**Given exercise**
Beneath this task is a listing; retype all of it exactly.
** Start Dataset records **
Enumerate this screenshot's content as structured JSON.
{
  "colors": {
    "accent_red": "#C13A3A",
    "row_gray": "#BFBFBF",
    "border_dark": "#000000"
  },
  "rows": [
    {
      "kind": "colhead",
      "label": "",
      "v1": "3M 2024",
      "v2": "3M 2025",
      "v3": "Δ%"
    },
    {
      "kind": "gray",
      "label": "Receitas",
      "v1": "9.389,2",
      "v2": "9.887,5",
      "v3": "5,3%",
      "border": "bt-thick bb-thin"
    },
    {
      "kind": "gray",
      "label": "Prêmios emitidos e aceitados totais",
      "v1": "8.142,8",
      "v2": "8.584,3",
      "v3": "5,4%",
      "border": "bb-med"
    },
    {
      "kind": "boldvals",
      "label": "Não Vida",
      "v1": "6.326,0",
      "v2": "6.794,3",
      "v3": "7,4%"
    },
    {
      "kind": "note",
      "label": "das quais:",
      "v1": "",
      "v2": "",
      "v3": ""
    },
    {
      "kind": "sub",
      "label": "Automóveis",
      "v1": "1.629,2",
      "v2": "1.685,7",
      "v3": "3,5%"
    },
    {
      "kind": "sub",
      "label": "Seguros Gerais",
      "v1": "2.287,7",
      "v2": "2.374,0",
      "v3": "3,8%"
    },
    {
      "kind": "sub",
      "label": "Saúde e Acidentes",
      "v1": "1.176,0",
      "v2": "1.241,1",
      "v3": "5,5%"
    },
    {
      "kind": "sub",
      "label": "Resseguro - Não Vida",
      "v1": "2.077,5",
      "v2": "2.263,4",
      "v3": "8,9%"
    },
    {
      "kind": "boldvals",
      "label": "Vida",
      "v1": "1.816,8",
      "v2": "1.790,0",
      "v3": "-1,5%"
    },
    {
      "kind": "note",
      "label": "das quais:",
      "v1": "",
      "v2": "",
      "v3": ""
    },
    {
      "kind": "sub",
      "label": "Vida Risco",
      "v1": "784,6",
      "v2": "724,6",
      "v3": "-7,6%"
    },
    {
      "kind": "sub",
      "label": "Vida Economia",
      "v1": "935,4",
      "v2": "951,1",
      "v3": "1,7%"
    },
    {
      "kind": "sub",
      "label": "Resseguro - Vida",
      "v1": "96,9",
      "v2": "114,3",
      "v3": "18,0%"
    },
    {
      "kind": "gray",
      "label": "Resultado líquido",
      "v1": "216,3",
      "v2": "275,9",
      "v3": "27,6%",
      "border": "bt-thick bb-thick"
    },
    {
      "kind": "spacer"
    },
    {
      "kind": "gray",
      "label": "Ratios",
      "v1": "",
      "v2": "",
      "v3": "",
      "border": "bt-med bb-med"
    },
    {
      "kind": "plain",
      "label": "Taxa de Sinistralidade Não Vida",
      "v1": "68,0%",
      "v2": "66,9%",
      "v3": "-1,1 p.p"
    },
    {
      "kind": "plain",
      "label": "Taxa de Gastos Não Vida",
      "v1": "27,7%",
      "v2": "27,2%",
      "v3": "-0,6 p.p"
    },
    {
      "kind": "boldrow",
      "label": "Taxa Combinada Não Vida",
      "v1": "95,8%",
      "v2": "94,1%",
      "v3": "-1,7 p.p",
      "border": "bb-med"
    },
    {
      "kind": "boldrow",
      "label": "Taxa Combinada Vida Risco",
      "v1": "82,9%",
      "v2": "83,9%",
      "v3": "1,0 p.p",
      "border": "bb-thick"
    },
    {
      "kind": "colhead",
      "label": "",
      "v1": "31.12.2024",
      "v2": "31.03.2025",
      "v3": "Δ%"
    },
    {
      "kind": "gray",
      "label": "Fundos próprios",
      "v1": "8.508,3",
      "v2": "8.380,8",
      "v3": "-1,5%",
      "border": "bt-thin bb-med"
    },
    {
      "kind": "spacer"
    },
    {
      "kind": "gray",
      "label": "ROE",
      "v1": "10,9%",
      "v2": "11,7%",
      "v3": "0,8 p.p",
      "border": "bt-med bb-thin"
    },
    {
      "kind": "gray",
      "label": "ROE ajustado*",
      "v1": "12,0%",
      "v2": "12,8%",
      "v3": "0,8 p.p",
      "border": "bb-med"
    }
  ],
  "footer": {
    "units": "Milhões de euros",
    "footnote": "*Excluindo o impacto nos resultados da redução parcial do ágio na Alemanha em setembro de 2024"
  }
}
** End Dataset records **
**Finished answer**
Enumerate this screenshot's content as structured JSON.
{
  "colors": {
    "accent_red": "#C13A3A",
    "row_gray": "#BFBFBF",
    "border_dark": "#000000"
  },
  "rows": [
    {
      "kind": "colhead",
      "label": "",
      "v1": "3M 2024",
      "v2": "3M 2025",
      "v3": "Δ%"
    },
    {
      "kind": "gray",
      "label": "Receitas",
      "v1": "9.389,2",
      "v2": "9.887,5",
      "v3": "5,3%",
      "border": "bt-thick bb-thin"
    },
    {
      "kind": "gray",
      "label": "Prêmios emitidos e aceitados totais",
      "v1": "8.142,8",
      "v2": "8.584,3",
      "v3": "5,4%",
      "border": "bb-med"
    },
    {
      "kind": "boldvals",
      "label": "Não Vida",
      "v1": "6.326,0",
      "v2": "6.794,3",
      "v3": "7,4%"
    },
    {
      "kind": "note",
      "label": "das quais:",
      "v1": "",
      "v2": "",
      "v3": ""
    },
    {
      "kind": "sub",
      "label": "Automóveis",
      "v1": "1.629,2",
      "v2": "1.685,7",
      "v3": "3,5%"
    },
    {
      "kind": "sub",
      "label": "Seguros Gerais",
      "v1": "2.287,7",
      "v2": "2.374,0",
      "v3": "3,8%"
    },
    {
      "kind": "sub",
      "label": "Saúde e Acidentes",
      "v1": "1.176,0",
      "v2": "1.241,1",
      "v3": "5,5%"
    },
    {
      "kind": "sub",
      "label": "Resseguro - Não Vida",
      "v1": "2.077,5",
      "v2": "2.263,4",
      "v3": "8,9%"
    },
    {
      "kind": "boldvals",
      "label": "Vida",
      "v1": "1.816,8",
      "v2": "1.790,0",
      "v3": "-1,5%"
    },
    {
      "kind": "note",
      "label": "das quais:",
      "v1": "",
      "v2": "",
      "v3": ""
    },
    {
      "kind": "sub",
      "label": "Vida Risco",
      "v1": "784,6",
      "v2": "724,6",
      "v3": "-7,6%"
    },
    {
      "kind": "sub",
      "label": "Vida Economia",
      "v1": "935,4",
      "v2": "951,1",
      "v3": "1,7%"
    },
    {
      "kind": "sub",
      "label": "Resseguro - Vida",
      "v1": "96,9",
      "v2": "114,3",
      "v3": "18,0%"
    },
    {
      "kind": "gray",
      "label": "Resultado líquido",
      "v1": "216,3",
      "v2": "275,9",
      "v3": "27,6%",
      "border": "bt-thick bb-thick"
    },
    {
      "kind": "spacer"
    },
    {
      "kind": "gray",
      "label": "Ratios",
      "v1": "",
      "v2": "",
      "v3": "",
      "border": "bt-med bb-med"
    },
    {
      "kind": "plain",
      "label": "Taxa de Sinistralidade Não Vida",
      "v1": "68,0%",
      "v2": "66,9%",
      "v3": "-1,1 p.p"
    },
    {
      "kind": "plain",
      "label": "Taxa de Gastos Não Vida",
      "v1": "27,7%",
      "v2": "27,2%",
      "v3": "-0,6 p.p"
    },
    {
      "kind": "boldrow",
      "label": "Taxa Combinada Não Vida",
      "v1": "95,8%",
      "v2": "94,1%",
      "v3": "-1,7 p.p",
      "border": "bb-med"
    },
    {
      "kind": "boldrow",
      "label": "Taxa Combinada Vida Risco",
      "v1": "82,9%",
      "v2": "83,9%",
      "v3": "1,0 p.p",
      "border": "bb-thick"
    },
    {
      "kind": "colhead",
      "label": "",
      "v1": "31.12.2024",
      "v2": "31.03.2025",
      "v3": "Δ%"
    },
    {
      "kind": "gray",
      "label": "Fundos próprios",
      "v1": "8.508,3",
      "v2": "8.380,8",
      "v3": "-1,5%",
      "border": "bt-thin bb-med"
    },
    {
      "kind": "spacer"
    },
    {
      "kind": "gray",
      "label": "ROE",
      "v1": "10,9%",
      "v2": "11,7%",
      "v3": "0,8 p.p",
      "border": "bt-med bb-thin"
    },
    {
      "kind": "gray",
      "label": "ROE ajustado*",
      "v1": "12,0%",
      "v2": "12,8%",
      "v3": "0,8 p.p",
      "border": "bb-med"
    }
  ],
  "footer": {
    "units": "Milhões de euros",
    "footnote": "*Excluindo o impacto nos resultados da redução parcial do ágio na Alemanha em setembro de 2024"
  }
}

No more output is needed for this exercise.